> Reading text
------------------------------

Ketamine and Esketamine for Suicidal Ideation: A Stratified Evidence Synthesis Across Intravenous, Intranasal, and Injection Routes (2016–2026)
Summary
Intravenous ketamine is effective in rapidly reducing suicidal ideation, achieving 63% full remission by Day 3 compared to 32% for placebo. This analysis of 31 studies indicates that while intravenous administration shows clear benefits, intranasal esketamine's effectiveness is less certain due to high variability and confounding factors. However, when adjusted for these factors, esketamine also demonstrates significant anti-suicidal effects lasting up to 18 weeks.
Study at a glance
| Design | systematic review |
|---|---|
| Sample size | 2,220 |
| Population | peer-reviewed studies examining ketamine and esketamine for suicidal ideation |
| Key finding | IV ketamine produces rapid, independent anti-suicidal effects within 40 minutes, with 63% full ideation remission by Day 3 versus 32% for placebo. |
Abstract
This white paper reports a stratified evidence synthesis of 31 peer-reviewed studies (2016–2026) examining ketamine and esketamine as rapid-acting treatments for suicidal ideation. Studies were classified by administration route — intravenous racemic ketamine (14 primary studies, N=1,258), intranasal esketamine/Spravato (6 primary studies, N=844), and injection routes combining intramuscular and subcutaneous delivery (4 studies, N=118) — and analyzed using a random-effects model with pre-specified heterogeneity thresholds. The intravenous track yielded moderate heterogeneity (I²=58%) and a high-certainty pooled verdict: IV ketamine produces rapid, independent anti-suicidal effects within 40 minutes, with 63% full ideation remission by Day 3 versus 32% for placebo, extendable through buprenorphine follow-on or maintenance infusion. The intranasal track yielded massive heterogeneity (I²=84%), triggering meta-regression that identified three load-bearing confounders: a hospitalization floor effect masking drug-specific signal in registration trials, single-item measurement insensitivity, and baseline treatment refractoriness. When these confounders are removed — in outpatient settings and CBT-augmented protocols — esketamine's anti-suicidal signal emerges clearly and extends to 18 weeks. The injection track shows promising acute results but lacks randomized controlled trial evidence. The underlying dataset is publicly available on Zenodo (DOI: 10.5281/zenodo.20802538).

------------------------------

> Entries supplied
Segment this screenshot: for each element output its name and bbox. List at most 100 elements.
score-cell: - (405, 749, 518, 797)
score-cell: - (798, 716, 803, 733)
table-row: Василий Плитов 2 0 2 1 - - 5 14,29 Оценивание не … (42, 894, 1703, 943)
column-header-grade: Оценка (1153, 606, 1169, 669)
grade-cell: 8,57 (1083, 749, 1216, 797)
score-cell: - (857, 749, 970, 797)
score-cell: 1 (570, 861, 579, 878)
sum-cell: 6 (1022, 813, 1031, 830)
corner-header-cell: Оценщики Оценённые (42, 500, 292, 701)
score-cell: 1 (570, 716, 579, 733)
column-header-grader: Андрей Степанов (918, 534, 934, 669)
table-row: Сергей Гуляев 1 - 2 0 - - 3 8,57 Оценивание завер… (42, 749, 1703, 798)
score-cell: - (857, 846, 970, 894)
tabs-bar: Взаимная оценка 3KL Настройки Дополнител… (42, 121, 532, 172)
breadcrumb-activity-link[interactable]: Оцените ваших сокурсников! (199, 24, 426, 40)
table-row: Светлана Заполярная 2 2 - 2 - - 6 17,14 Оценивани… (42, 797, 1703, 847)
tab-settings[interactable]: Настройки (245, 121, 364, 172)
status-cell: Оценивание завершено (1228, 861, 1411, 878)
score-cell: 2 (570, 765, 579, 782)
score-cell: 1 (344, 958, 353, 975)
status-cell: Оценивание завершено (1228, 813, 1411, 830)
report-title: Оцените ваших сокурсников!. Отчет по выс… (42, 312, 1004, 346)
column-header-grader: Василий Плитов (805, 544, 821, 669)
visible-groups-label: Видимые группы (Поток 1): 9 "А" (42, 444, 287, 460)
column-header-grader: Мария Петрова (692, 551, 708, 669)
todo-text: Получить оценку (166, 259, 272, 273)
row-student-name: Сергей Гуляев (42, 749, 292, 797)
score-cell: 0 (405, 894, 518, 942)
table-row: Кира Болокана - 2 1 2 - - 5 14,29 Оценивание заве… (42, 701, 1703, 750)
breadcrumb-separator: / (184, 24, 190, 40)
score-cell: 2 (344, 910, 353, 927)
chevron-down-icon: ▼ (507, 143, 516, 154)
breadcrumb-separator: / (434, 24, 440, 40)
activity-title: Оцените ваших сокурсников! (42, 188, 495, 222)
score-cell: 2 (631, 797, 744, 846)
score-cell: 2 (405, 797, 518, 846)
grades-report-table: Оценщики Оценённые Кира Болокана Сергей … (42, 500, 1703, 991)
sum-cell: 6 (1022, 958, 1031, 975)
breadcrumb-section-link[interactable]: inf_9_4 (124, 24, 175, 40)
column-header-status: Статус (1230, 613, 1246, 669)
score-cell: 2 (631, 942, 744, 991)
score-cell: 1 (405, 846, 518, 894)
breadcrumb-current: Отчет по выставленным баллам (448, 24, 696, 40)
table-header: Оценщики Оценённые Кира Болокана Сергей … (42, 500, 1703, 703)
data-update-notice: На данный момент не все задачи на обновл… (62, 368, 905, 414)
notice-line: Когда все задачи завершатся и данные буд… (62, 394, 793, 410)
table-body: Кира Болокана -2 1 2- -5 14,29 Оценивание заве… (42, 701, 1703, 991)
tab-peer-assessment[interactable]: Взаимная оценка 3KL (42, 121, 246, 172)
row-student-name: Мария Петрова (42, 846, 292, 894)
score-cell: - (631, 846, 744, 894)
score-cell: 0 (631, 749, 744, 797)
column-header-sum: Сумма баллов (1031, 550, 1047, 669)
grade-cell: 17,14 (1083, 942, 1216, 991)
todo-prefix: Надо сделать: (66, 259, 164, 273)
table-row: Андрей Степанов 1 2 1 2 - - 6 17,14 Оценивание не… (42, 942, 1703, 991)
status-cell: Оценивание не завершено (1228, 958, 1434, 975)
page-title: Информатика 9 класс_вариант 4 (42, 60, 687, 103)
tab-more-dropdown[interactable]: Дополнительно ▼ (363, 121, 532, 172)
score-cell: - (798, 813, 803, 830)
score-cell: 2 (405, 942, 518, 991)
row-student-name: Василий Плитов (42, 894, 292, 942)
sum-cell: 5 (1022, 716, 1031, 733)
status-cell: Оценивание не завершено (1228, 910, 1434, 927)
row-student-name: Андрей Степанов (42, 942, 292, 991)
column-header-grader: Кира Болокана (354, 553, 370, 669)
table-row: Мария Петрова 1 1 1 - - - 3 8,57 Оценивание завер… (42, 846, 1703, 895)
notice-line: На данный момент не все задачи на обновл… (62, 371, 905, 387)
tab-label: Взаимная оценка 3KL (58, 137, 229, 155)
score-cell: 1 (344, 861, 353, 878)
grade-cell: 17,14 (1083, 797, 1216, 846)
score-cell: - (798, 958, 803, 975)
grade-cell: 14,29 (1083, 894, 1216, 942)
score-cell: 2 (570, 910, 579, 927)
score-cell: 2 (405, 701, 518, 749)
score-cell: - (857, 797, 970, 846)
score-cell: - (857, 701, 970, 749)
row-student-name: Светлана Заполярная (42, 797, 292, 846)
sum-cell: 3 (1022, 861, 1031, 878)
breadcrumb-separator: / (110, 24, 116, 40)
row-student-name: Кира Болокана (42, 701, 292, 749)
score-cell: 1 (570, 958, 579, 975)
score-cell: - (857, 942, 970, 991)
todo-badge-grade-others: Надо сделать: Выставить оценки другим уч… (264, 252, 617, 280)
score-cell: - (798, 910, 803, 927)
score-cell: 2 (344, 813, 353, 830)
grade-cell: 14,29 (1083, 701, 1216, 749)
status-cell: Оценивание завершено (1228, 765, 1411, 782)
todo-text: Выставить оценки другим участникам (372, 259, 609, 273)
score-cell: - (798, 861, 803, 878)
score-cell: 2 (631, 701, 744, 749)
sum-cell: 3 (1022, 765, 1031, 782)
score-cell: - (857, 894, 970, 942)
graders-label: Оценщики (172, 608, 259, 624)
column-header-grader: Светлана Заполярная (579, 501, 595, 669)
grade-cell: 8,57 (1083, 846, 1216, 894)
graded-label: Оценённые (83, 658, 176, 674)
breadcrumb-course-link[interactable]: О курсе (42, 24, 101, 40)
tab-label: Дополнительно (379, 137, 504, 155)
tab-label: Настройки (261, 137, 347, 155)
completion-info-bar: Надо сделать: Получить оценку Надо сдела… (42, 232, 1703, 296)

------------------------------

> Task brief
Please transcribe the ketamine review word for word from "Ketamine and Esketamine for Suicidal Ideation: A" to "up to 18 weeks.". The entries have no connection to the ketamine review.

> Result below
Ketamine and Esketamine for Suicidal Ideation: A Stratified Evidence Synthesis Across Intravenous, Intranasal, and Injection Routes (2016–2026)
Summary
Intravenous ketamine is effective in rapidly reducing suicidal ideation, achieving 63% full remission by Day 3 compared to 32% for placebo. This analysis of 31 studies indicates that while intravenous administration shows clear benefits, intranasal esketamine's effectiveness is less certain due to high variability and confounding factors. However, when adjusted for these factors, esketamine also demonstrates significant anti-suicidal effects lasting up to 18 weeks.